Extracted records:
++++++

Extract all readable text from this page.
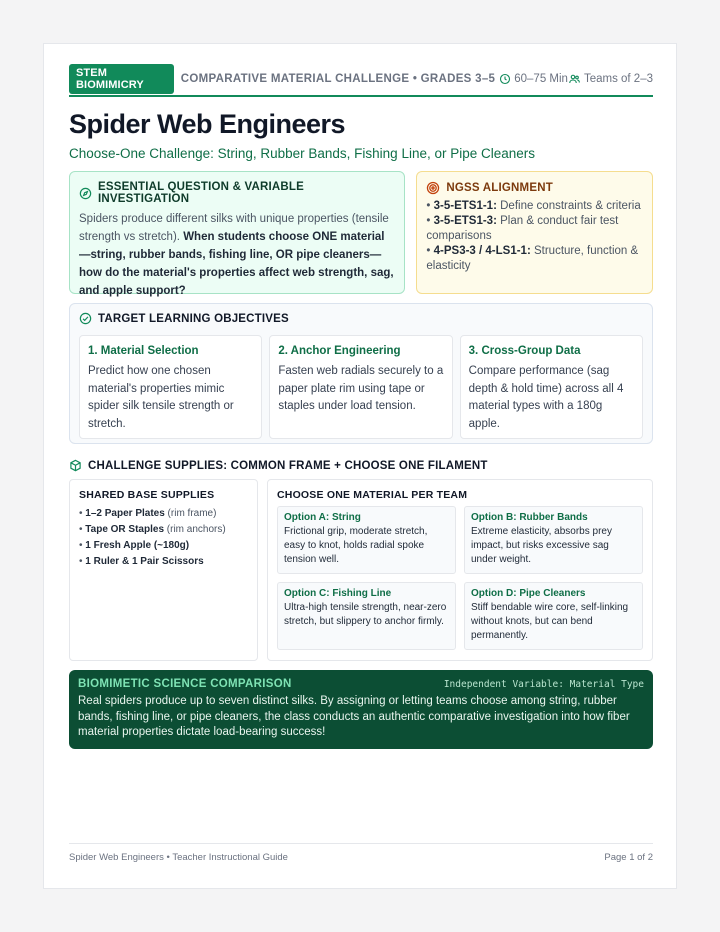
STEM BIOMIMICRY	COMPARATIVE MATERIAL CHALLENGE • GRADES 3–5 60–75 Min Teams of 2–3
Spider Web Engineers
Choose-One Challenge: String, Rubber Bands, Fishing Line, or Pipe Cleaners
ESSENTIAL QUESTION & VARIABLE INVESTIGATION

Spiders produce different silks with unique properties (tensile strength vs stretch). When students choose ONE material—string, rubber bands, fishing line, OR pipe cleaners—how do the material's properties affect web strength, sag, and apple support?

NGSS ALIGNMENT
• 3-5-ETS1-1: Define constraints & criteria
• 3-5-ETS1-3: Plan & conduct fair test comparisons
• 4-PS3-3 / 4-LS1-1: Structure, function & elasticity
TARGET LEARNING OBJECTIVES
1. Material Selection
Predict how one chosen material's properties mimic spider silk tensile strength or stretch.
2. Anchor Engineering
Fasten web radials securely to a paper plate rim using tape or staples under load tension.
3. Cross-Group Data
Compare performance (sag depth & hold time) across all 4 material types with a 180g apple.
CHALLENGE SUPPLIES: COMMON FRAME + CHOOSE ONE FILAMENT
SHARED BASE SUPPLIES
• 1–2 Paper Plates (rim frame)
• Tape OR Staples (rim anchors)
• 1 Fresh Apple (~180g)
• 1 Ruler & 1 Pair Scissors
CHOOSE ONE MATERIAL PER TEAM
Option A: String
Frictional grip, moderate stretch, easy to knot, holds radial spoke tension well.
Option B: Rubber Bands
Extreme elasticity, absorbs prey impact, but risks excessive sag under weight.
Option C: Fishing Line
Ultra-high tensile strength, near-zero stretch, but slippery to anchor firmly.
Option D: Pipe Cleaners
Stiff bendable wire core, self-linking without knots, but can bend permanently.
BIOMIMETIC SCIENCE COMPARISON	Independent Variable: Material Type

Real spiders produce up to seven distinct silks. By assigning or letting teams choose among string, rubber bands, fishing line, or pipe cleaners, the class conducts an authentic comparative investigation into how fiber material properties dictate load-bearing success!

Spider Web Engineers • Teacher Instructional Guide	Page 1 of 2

++++++

## [Given exercise]
Except for the pictures, print the data above exactly.

## [Correct answer]
Extract all readable text from this page.
STEM BIOMIMICRY	COMPARATIVE MATERIAL CHALLENGE • GRADES 3–5 60–75 Min Teams of 2–3
Spider Web Engineers
Choose-One Challenge: String, Rubber Bands, Fishing Line, or Pipe Cleaners
ESSENTIAL QUESTION & VARIABLE INVESTIGATION

Spiders produce different silks with unique properties (tensile strength vs stretch). When students choose ONE material—string, rubber bands, fishing line, OR pipe cleaners—how do the material's properties affect web strength, sag, and apple support?

NGSS ALIGNMENT
• 3-5-ETS1-1: Define constraints & criteria
• 3-5-ETS1-3: Plan & conduct fair test comparisons
• 4-PS3-3 / 4-LS1-1: Structure, function & elasticity
TARGET LEARNING OBJECTIVES
1. Material Selection
Predict how one chosen material's properties mimic spider silk tensile strength or stretch.
2. Anchor Engineering
Fasten web radials securely to a paper plate rim using tape or staples under load tension.
3. Cross-Group Data
Compare performance (sag depth & hold time) across all 4 material types with a 180g apple.
CHALLENGE SUPPLIES: COMMON FRAME + CHOOSE ONE FILAMENT
SHARED BASE SUPPLIES
• 1–2 Paper Plates (rim frame)
• Tape OR Staples (rim anchors)
• 1 Fresh Apple (~180g)
• 1 Ruler & 1 Pair Scissors
CHOOSE ONE MATERIAL PER TEAM
Option A: String
Frictional grip, moderate stretch, easy to knot, holds radial spoke tension well.
Option B: Rubber Bands
Extreme elasticity, absorbs prey impact, but risks excessive sag under weight.
Option C: Fishing Line
Ultra-high tensile strength, near-zero stretch, but slippery to anchor firmly.
Option D: Pipe Cleaners
Stiff bendable wire core, self-linking without knots, but can bend permanently.
BIOMIMETIC SCIENCE COMPARISON	Independent Variable: Material Type

Real spiders produce up to seven distinct silks. By assigning or letting teams choose among string, rubber bands, fishing line, or pipe cleaners, the class conducts an authentic comparative investigation into how fiber material properties dictate load-bearing success!

Spider Web Engineers • Teacher Instructional Guide	Page 1 of 2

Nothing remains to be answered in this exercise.